* [Collected data entries]:

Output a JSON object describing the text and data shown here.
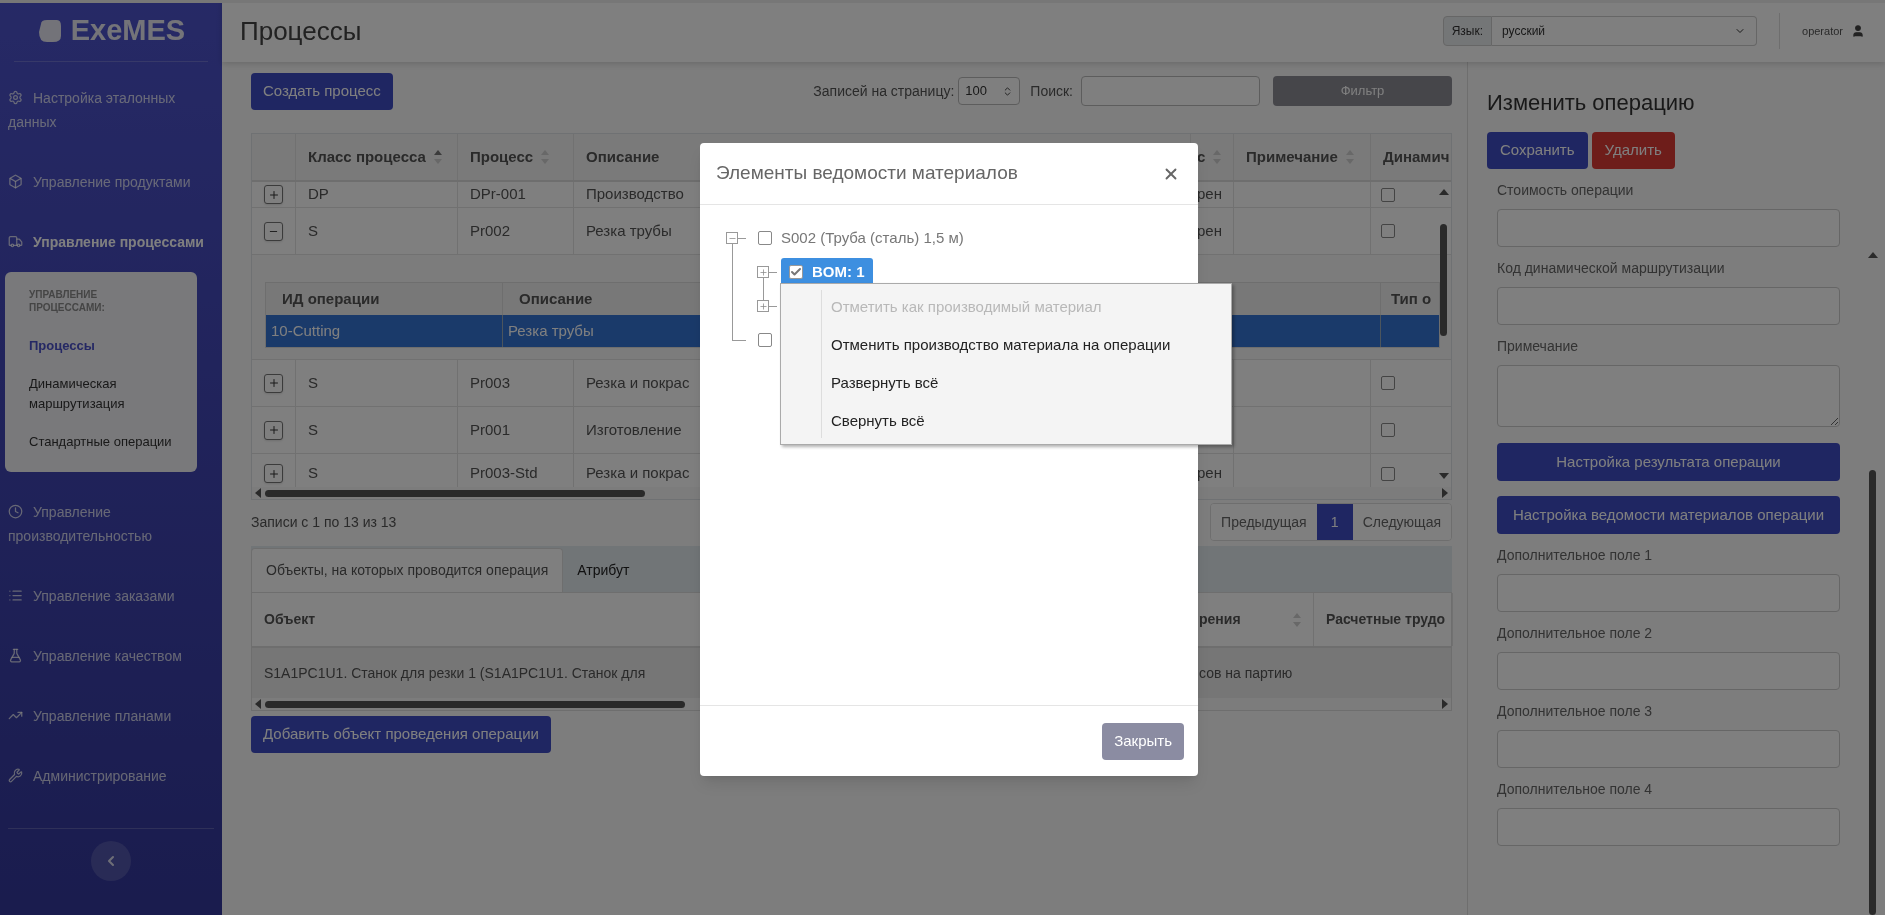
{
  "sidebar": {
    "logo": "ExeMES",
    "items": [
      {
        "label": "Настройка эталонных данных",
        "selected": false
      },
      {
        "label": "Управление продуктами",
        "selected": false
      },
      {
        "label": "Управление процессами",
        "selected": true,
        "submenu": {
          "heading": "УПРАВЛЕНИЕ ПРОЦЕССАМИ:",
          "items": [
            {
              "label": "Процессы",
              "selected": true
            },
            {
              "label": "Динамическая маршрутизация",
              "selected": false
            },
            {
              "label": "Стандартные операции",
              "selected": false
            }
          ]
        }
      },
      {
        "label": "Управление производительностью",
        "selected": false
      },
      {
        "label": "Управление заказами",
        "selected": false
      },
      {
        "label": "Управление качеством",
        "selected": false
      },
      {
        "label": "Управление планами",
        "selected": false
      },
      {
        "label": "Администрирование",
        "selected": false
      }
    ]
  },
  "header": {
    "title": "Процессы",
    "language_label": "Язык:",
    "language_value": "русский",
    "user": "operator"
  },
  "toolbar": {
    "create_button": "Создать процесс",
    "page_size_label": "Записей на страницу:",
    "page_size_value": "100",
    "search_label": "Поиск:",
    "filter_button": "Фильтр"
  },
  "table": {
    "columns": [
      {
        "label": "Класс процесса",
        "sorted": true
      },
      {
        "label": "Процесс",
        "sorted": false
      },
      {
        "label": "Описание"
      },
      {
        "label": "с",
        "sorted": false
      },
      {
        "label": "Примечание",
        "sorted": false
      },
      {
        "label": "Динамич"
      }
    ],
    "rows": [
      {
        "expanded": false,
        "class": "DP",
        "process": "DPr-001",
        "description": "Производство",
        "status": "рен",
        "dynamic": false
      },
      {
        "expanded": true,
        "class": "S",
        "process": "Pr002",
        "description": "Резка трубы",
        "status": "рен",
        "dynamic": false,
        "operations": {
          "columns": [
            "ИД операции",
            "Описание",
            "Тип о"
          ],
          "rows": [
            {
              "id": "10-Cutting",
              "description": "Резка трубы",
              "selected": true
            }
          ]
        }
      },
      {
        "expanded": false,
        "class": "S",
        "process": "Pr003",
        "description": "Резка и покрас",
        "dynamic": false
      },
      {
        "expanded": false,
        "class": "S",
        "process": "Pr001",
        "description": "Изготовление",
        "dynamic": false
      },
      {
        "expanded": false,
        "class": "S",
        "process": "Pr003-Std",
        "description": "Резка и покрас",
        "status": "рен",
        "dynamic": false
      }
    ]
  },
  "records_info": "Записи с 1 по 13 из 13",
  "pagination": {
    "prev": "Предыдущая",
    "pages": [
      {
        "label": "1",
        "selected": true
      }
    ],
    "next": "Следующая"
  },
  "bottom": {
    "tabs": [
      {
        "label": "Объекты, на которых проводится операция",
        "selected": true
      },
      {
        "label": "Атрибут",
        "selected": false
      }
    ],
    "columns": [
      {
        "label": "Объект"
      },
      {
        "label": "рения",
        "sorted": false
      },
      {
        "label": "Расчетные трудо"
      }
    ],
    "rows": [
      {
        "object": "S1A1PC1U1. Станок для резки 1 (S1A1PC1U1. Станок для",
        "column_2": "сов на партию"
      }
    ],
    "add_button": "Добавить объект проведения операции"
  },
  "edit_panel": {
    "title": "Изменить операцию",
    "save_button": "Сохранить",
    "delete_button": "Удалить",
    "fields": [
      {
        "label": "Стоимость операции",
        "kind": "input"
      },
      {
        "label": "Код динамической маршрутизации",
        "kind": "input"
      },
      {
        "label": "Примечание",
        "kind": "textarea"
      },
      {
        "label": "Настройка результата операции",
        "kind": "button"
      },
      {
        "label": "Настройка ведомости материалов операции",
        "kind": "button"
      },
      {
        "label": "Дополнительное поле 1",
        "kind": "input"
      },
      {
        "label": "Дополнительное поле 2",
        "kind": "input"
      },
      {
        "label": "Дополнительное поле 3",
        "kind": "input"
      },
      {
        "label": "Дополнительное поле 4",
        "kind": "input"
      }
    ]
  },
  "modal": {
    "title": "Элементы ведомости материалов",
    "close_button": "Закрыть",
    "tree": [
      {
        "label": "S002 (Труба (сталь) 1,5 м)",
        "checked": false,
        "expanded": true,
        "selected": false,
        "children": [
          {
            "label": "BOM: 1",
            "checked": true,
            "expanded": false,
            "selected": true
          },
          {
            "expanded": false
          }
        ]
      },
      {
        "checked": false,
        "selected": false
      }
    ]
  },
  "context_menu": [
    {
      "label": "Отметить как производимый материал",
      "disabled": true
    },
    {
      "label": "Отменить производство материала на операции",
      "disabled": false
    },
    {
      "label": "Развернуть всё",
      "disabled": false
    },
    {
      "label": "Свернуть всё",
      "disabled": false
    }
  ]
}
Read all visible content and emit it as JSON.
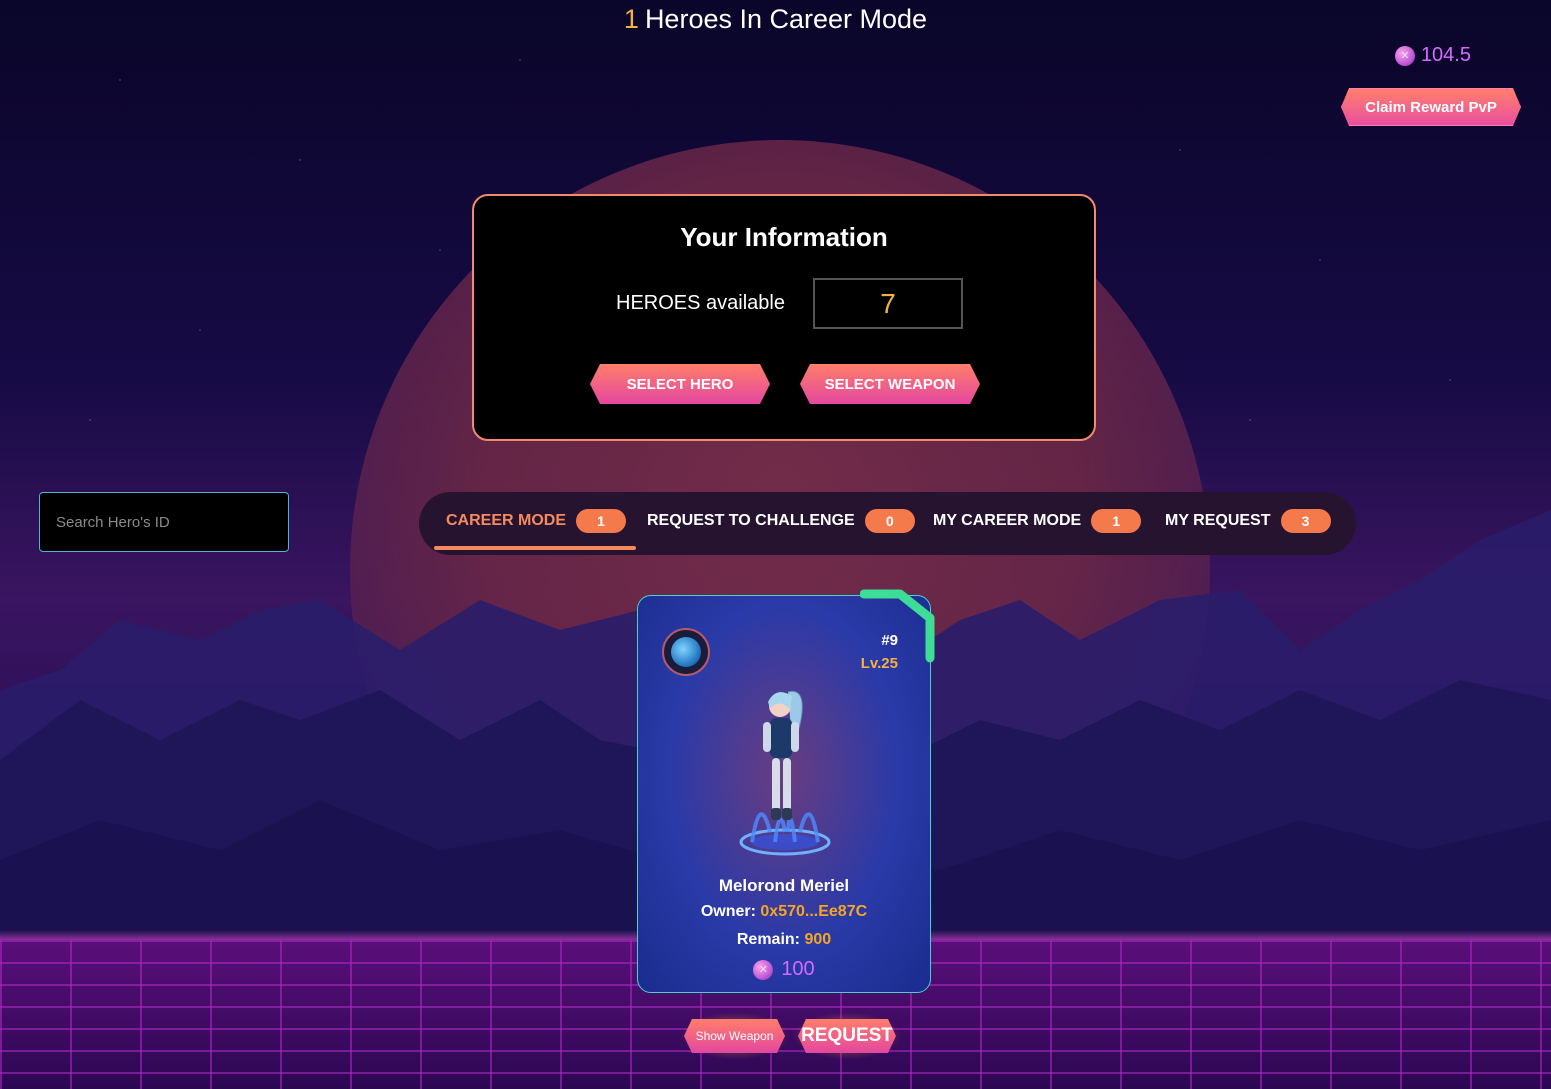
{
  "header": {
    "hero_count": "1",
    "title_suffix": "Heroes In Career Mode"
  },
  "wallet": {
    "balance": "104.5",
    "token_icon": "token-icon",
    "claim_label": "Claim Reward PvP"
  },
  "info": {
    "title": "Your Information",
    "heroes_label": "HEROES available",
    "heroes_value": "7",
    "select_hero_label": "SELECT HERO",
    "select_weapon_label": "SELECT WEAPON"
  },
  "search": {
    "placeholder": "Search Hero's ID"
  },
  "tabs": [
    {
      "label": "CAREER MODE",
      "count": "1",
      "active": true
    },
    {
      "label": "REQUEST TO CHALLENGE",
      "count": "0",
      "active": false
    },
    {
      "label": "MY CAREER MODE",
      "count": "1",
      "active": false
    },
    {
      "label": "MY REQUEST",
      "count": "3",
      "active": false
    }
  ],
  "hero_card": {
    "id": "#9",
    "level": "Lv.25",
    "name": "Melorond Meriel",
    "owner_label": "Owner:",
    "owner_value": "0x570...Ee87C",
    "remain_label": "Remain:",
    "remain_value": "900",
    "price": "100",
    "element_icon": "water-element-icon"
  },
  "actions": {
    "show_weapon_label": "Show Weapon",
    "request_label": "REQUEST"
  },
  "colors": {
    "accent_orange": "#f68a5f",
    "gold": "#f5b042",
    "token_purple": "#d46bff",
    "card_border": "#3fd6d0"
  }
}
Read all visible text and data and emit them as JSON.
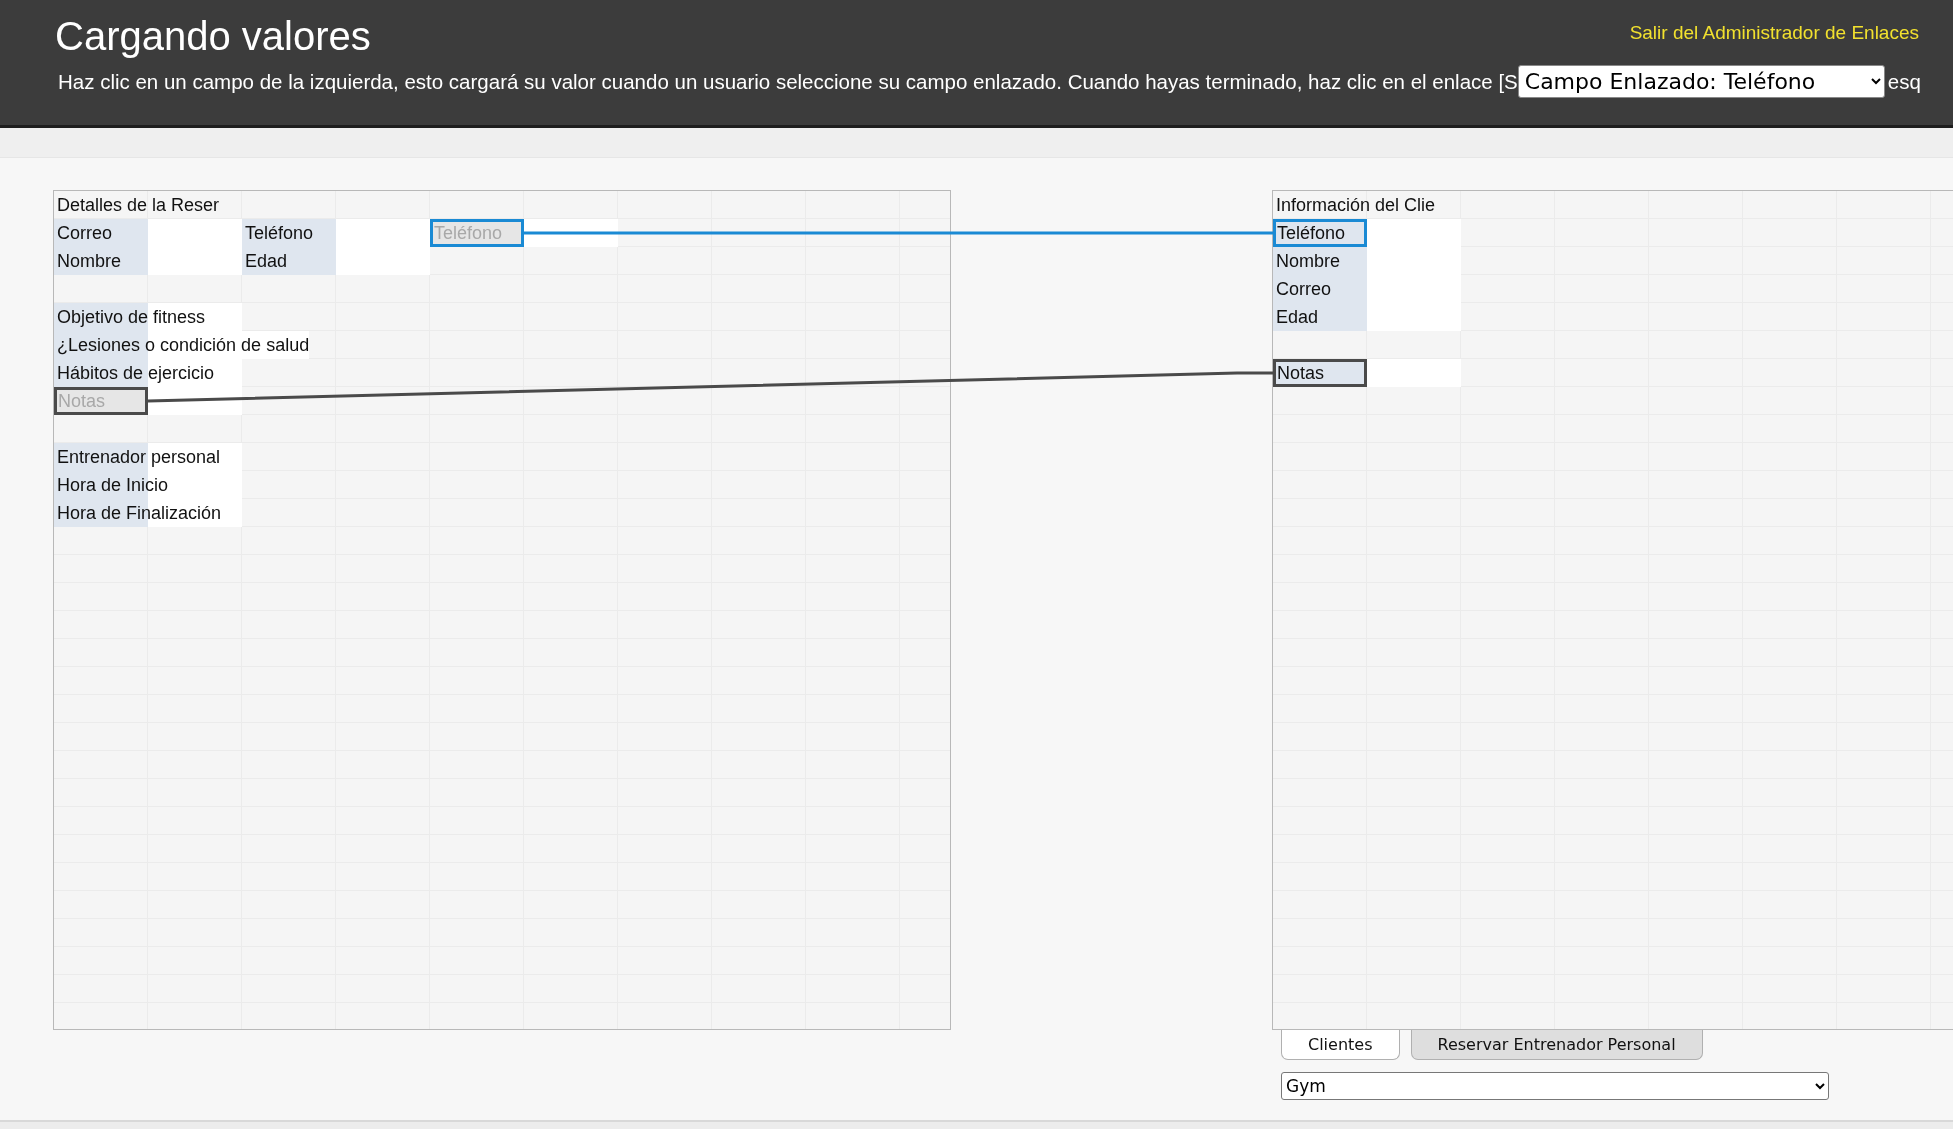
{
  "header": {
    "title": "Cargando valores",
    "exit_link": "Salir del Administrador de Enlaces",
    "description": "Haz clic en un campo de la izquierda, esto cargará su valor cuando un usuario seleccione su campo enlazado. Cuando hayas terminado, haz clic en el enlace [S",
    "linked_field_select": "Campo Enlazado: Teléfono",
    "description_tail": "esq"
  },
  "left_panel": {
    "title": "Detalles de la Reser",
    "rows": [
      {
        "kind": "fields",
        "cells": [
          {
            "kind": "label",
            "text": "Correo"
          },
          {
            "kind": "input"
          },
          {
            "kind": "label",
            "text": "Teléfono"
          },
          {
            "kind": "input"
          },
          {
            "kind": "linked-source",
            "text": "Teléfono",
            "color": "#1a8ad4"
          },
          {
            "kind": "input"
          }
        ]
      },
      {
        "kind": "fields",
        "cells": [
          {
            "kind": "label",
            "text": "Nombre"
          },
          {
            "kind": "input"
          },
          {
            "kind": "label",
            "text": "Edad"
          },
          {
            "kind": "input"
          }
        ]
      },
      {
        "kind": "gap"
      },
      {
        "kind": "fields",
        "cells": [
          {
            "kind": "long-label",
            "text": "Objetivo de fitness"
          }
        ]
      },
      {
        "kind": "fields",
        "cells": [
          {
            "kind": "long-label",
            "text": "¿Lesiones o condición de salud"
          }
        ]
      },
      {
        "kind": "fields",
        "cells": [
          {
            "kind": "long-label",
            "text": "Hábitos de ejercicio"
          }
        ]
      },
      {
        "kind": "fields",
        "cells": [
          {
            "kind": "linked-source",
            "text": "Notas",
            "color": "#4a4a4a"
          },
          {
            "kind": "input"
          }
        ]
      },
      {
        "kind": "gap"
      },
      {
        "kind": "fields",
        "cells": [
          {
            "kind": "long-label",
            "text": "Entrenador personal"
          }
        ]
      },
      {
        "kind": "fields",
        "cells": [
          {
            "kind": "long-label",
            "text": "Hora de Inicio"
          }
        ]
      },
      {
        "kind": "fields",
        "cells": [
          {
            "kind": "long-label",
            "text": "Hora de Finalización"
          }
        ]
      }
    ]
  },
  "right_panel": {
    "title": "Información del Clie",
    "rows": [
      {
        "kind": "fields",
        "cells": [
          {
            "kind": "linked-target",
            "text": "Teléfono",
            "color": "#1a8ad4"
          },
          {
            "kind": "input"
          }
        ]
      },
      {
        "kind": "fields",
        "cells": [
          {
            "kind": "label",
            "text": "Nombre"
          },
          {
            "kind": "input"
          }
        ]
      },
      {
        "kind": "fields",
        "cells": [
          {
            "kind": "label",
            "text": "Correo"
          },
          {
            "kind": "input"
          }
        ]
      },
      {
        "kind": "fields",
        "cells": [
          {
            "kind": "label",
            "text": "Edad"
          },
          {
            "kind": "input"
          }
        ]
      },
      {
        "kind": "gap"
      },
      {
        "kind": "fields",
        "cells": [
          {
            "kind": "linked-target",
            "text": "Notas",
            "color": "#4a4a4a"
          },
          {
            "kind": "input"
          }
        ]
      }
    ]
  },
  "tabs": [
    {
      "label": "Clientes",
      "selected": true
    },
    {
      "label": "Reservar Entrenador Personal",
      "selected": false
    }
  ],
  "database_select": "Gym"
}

* [EXERCISE DIRECTIONS]:
Search the listing above for the string "Настройка". Copy every line that contains it.

* [OUTPUT]:
        "label": "Настройка эталонных данных",
        "label": "Настройка результата операции",
        "label": "Настройка ведомости материалов операции",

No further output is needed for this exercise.